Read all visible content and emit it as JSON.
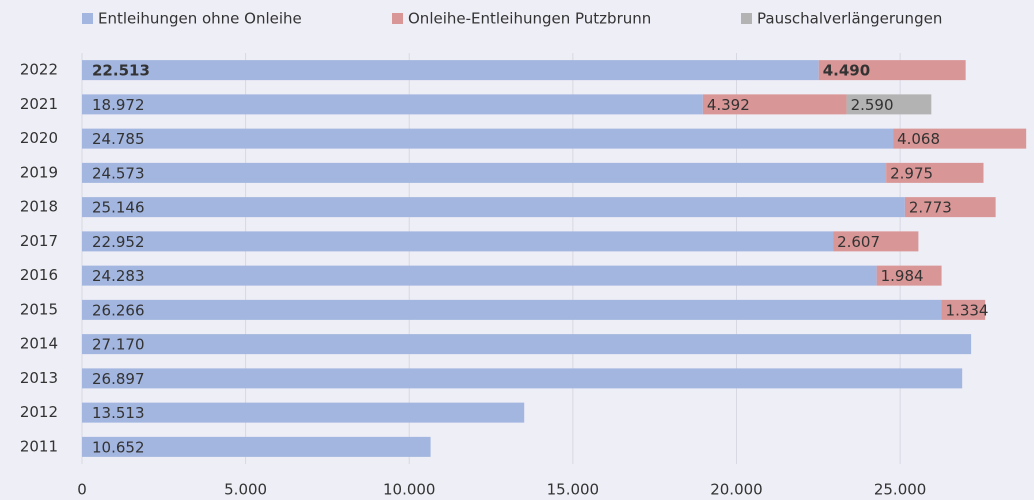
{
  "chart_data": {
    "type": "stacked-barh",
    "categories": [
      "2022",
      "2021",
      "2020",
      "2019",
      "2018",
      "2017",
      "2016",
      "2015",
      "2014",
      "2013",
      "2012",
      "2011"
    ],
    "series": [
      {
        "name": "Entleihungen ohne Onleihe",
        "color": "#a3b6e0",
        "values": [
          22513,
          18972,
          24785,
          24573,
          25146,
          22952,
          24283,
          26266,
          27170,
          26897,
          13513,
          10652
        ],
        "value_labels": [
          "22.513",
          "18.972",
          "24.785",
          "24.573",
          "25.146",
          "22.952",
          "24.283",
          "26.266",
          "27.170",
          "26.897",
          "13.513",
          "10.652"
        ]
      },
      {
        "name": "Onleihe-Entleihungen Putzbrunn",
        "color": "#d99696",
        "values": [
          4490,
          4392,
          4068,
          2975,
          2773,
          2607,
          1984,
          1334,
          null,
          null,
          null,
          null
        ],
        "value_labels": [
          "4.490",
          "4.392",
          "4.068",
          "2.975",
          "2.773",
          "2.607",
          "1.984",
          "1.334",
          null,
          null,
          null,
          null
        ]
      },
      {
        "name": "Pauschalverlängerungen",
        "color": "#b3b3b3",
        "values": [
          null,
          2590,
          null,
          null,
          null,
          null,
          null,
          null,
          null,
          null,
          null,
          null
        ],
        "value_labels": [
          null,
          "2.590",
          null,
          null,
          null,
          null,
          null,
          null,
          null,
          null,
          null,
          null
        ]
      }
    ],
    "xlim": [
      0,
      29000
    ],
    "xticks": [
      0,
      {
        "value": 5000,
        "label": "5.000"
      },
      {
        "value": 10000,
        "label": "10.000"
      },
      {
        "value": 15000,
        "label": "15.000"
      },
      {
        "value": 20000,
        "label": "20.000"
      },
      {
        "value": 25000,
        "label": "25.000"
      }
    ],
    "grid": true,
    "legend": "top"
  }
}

* * * *

◆ WHAT THE TASK REQUIRES ◆
Except for the pictures, copy every line of the records above exactly.

◆ ANSWER BELOW ◆
Read all visible content and emit it as JSON.
{
  "chart_data": {
    "type": "stacked-barh",
    "categories": [
      "2022",
      "2021",
      "2020",
      "2019",
      "2018",
      "2017",
      "2016",
      "2015",
      "2014",
      "2013",
      "2012",
      "2011"
    ],
    "series": [
      {
        "name": "Entleihungen ohne Onleihe",
        "color": "#a3b6e0",
        "values": [
          22513,
          18972,
          24785,
          24573,
          25146,
          22952,
          24283,
          26266,
          27170,
          26897,
          13513,
          10652
        ],
        "value_labels": [
          "22.513",
          "18.972",
          "24.785",
          "24.573",
          "25.146",
          "22.952",
          "24.283",
          "26.266",
          "27.170",
          "26.897",
          "13.513",
          "10.652"
        ]
      },
      {
        "name": "Onleihe-Entleihungen Putzbrunn",
        "color": "#d99696",
        "values": [
          4490,
          4392,
          4068,
          2975,
          2773,
          2607,
          1984,
          1334,
          null,
          null,
          null,
          null
        ],
        "value_labels": [
          "4.490",
          "4.392",
          "4.068",
          "2.975",
          "2.773",
          "2.607",
          "1.984",
          "1.334",
          null,
          null,
          null,
          null
        ]
      },
      {
        "name": "Pauschalverlängerungen",
        "color": "#b3b3b3",
        "values": [
          null,
          2590,
          null,
          null,
          null,
          null,
          null,
          null,
          null,
          null,
          null,
          null
        ],
        "value_labels": [
          null,
          "2.590",
          null,
          null,
          null,
          null,
          null,
          null,
          null,
          null,
          null,
          null
        ]
      }
    ],
    "xlim": [
      0,
      29000
    ],
    "xticks": [
      0,
      {
        "value": 5000,
        "label": "5.000"
      },
      {
        "value": 10000,
        "label": "10.000"
      },
      {
        "value": 15000,
        "label": "15.000"
      },
      {
        "value": 20000,
        "label": "20.000"
      },
      {
        "value": 25000,
        "label": "25.000"
      }
    ],
    "grid": true,
    "legend": "top"
  }
}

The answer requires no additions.